- Data for the task:
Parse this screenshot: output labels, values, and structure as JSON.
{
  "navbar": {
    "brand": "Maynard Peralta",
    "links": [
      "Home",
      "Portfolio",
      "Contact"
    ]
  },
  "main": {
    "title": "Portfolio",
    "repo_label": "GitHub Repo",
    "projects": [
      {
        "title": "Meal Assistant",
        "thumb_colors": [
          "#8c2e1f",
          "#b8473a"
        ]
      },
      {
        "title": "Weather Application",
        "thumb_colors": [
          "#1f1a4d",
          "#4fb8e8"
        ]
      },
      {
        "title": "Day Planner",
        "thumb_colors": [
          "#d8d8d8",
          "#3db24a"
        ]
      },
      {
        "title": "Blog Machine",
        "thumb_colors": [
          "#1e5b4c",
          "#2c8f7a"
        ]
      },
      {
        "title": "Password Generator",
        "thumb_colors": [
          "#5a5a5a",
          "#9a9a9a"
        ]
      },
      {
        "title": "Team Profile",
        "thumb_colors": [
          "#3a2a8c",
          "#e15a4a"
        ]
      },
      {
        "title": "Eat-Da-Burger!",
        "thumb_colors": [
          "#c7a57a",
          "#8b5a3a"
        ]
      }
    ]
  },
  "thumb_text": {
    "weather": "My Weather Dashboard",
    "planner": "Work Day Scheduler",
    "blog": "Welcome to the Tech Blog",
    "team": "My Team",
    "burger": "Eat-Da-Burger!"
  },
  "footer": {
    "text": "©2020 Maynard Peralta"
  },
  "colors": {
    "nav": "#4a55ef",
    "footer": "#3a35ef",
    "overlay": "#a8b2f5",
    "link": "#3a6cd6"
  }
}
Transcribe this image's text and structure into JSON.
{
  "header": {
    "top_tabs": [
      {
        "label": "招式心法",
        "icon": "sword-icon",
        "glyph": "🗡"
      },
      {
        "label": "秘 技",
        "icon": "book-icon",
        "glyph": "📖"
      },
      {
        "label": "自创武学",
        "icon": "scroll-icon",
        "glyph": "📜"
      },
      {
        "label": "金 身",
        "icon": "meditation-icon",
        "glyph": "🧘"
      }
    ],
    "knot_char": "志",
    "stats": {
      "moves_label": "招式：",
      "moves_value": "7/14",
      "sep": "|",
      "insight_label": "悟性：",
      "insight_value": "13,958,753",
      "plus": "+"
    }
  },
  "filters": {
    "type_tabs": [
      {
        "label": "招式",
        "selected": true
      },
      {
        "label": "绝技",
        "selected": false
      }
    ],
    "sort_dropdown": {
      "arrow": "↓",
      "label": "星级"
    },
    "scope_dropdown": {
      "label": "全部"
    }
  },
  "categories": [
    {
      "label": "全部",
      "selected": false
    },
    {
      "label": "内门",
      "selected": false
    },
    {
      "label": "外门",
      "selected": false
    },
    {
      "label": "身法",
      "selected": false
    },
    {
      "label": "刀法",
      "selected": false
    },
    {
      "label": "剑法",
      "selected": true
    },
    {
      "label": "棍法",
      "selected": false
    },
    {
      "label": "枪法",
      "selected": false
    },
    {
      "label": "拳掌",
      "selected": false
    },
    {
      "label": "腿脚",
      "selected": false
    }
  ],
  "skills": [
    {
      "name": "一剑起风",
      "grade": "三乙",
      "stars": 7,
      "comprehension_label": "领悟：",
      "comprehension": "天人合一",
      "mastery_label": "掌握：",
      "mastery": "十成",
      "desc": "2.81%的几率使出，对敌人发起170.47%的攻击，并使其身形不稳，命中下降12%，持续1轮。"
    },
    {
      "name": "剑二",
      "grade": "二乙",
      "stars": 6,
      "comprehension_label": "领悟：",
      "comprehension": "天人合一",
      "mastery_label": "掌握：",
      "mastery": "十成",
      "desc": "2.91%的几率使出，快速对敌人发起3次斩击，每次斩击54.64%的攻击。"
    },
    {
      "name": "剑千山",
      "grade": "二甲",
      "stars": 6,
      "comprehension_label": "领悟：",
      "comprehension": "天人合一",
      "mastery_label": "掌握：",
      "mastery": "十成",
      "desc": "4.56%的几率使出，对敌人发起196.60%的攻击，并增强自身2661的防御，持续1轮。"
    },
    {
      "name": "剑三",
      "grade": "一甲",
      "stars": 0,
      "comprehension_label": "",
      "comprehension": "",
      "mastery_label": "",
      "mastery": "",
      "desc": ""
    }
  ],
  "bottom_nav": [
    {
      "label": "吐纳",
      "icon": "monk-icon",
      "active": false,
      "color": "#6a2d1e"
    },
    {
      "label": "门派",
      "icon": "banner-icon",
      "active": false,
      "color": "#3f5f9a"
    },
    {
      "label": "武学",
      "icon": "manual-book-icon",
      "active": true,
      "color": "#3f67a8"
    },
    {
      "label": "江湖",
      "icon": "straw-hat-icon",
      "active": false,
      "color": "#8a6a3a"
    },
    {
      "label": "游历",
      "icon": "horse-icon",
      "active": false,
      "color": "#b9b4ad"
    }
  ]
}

- Goal:
Which lines of the data above contain "JSON"? Copy each one.

- Right answer:
Parse this screenshot: output labels, values, and structure as JSON.
Transcribe this image's text and structure into JSON.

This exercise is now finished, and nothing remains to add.